DIRECTIONS FOR THIS TASK: Extract the full listing verbatim and drop any pictures from your copy.

***** MATERIAL SHOWN

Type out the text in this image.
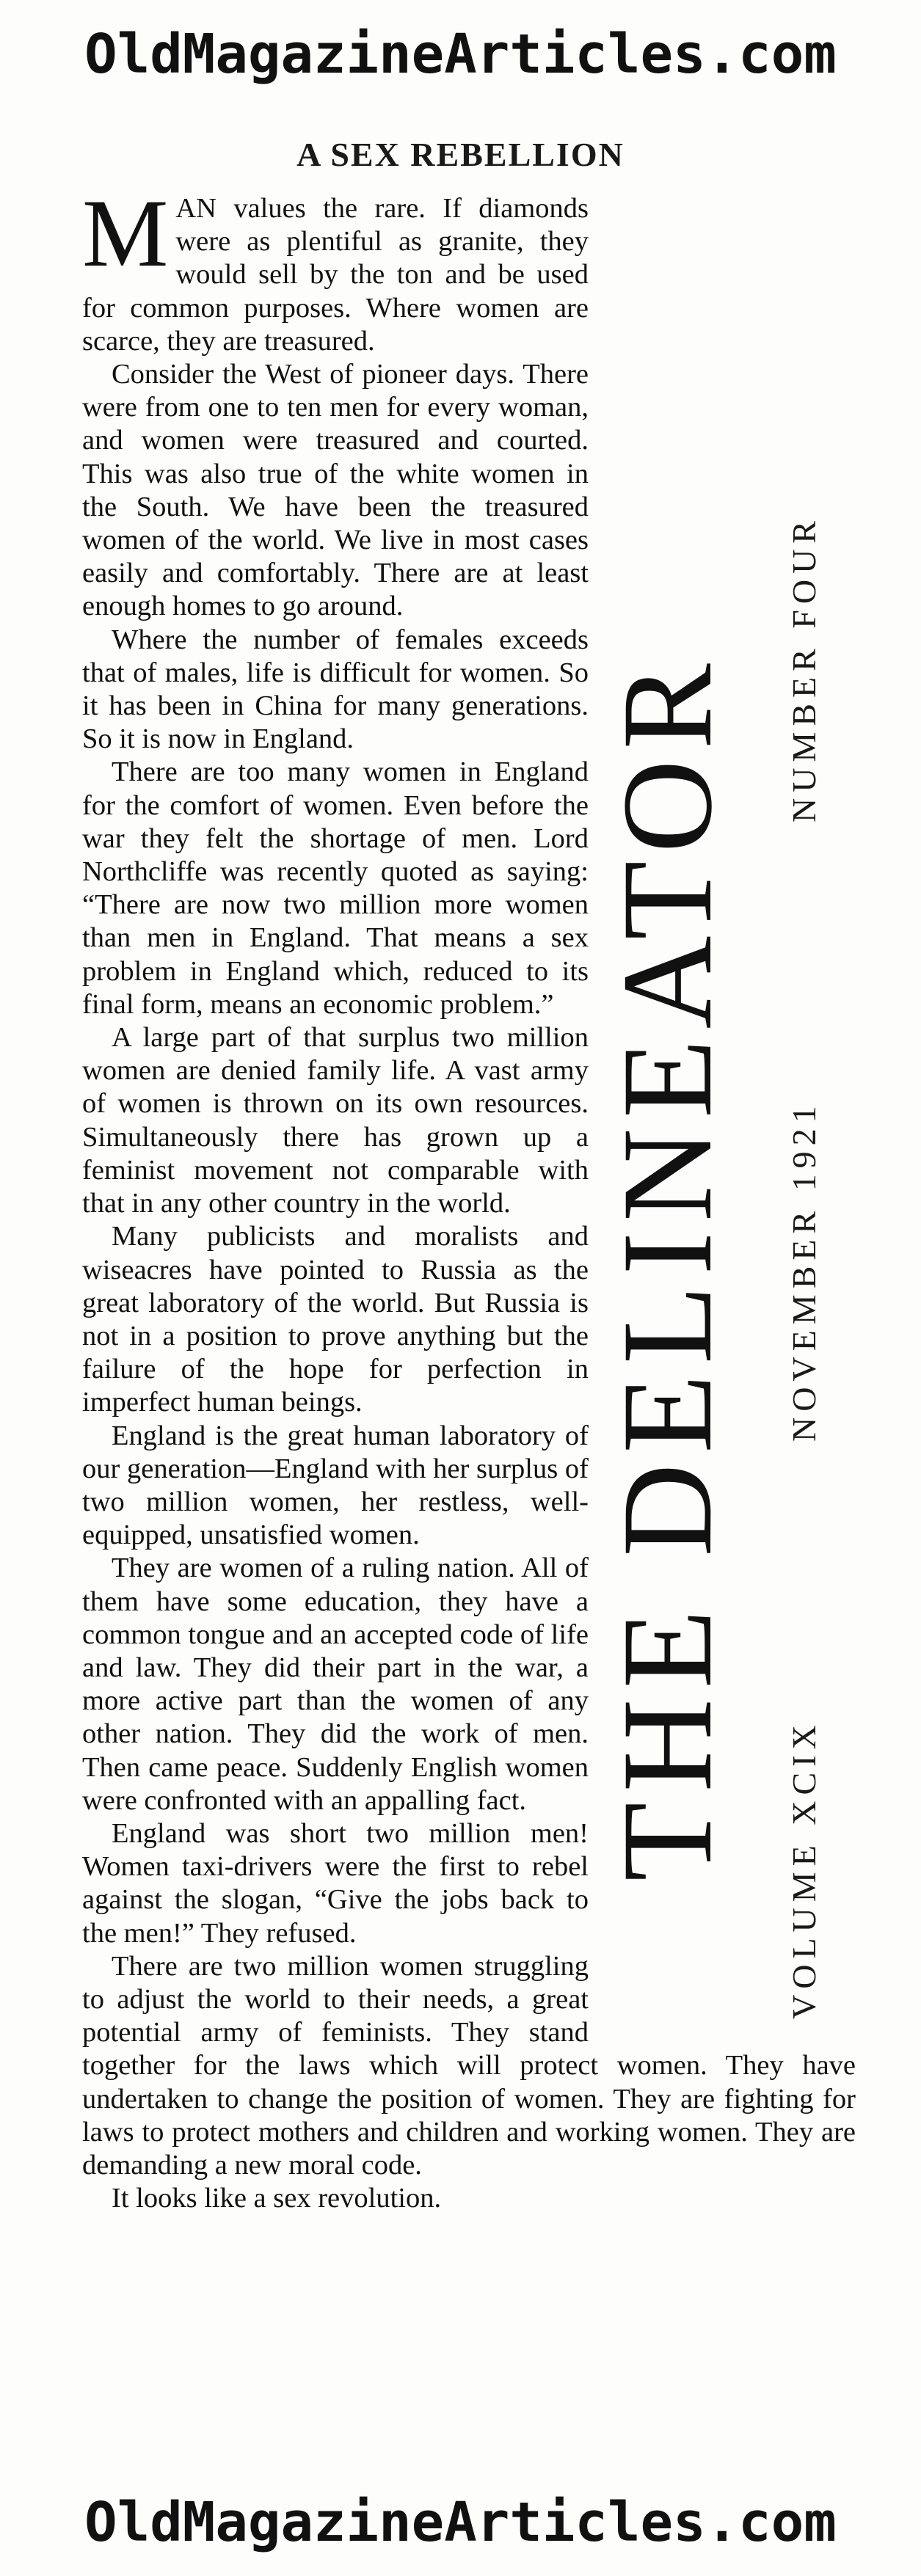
OldMagazineArticles.com
A SEX REBELLION
THE DELINEATOR	VOLUME XCIX
NOVEMBER 1921
NUMBER FOUR

MAN values the rare. If diamonds were as plentiful as granite, they would sell by the ton and be used for common purposes. Where women are scarce, they are treasured.

Consider the West of pioneer days. There were from one to ten men for every woman, and women were treasured and courted. This was also true of the white women in the South. We have been the treasured women of the world. We live in most cases easily and comfortably. There are at least enough homes to go around.

Where the number of females exceeds that of males, life is difficult for women. So it has been in China for many generations. So it is now in England.

There are too many women in England for the comfort of women. Even before the war they felt the shortage of men. Lord Northcliffe was recently quoted as saying: “There are now two million more women than men in England. That means a sex problem in England which, reduced to its final form, means an economic problem.”

A large part of that surplus two million women are denied family life. A vast army of women is thrown on its own resources. Simultaneously there has grown up a feminist movement not comparable with that in any other country in the world.

Many publicists and moralists and wiseacres have pointed to Russia as the great laboratory of the world. But Russia is not in a position to prove anything but the failure of the hope for perfection in imperfect human beings.

England is the great human laboratory of our generation—England with her surplus of two million women, her restless, well-equipped, unsatisfied women.

They are women of a ruling nation. All of them have some education, they have a common tongue and an accepted code of life and law. They did their part in the war, a more active part than the women of any other nation. They did the work of men. Then came peace. Suddenly English women were confronted with an appalling fact.

England was short two million men! Women taxi-drivers were the first to rebel against the slogan, “Give the jobs back to the men!” They refused.

There are two million women struggling to adjust the world to their needs, a great potential army of feminists. They stand together for the laws which will protect women. They have undertaken to change the position of women. They are fighting for laws to protect mothers and children and working women. They are demanding a new moral code.

It looks like a sex revolution.

OldMagazineArticles.com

**********

THE SOLUTION:
Type out the text in this image.
OldMagazineArticles.com
A SEX REBELLION
THE DELINEATOR	VOLUME XCIX
NOVEMBER 1921
NUMBER FOUR

MAN values the rare. If diamonds were as plentiful as granite, they would sell by the ton and be used for common purposes. Where women are scarce, they are treasured.

Consider the West of pioneer days. There were from one to ten men for every woman, and women were treasured and courted. This was also true of the white women in the South. We have been the treasured women of the world. We live in most cases easily and comfortably. There are at least enough homes to go around.

Where the number of females exceeds that of males, life is difficult for women. So it has been in China for many generations. So it is now in England.

There are too many women in England for the comfort of women. Even before the war they felt the shortage of men. Lord Northcliffe was recently quoted as saying: “There are now two million more women than men in England. That means a sex problem in England which, reduced to its final form, means an economic problem.”

A large part of that surplus two million women are denied family life. A vast army of women is thrown on its own resources. Simultaneously there has grown up a feminist movement not comparable with that in any other country in the world.

Many publicists and moralists and wiseacres have pointed to Russia as the great laboratory of the world. But Russia is not in a position to prove anything but the failure of the hope for perfection in imperfect human beings.

England is the great human laboratory of our generation—England with her surplus of two million women, her restless, well-equipped, unsatisfied women.

They are women of a ruling nation. All of them have some education, they have a common tongue and an accepted code of life and law. They did their part in the war, a more active part than the women of any other nation. They did the work of men. Then came peace. Suddenly English women were confronted with an appalling fact.

England was short two million men! Women taxi-drivers were the first to rebel against the slogan, “Give the jobs back to the men!” They refused.

There are two million women struggling to adjust the world to their needs, a great potential army of feminists. They stand together for the laws which will protect women. They have undertaken to change the position of women. They are fighting for laws to protect mothers and children and working women. They are demanding a new moral code.

It looks like a sex revolution.

OldMagazineArticles.com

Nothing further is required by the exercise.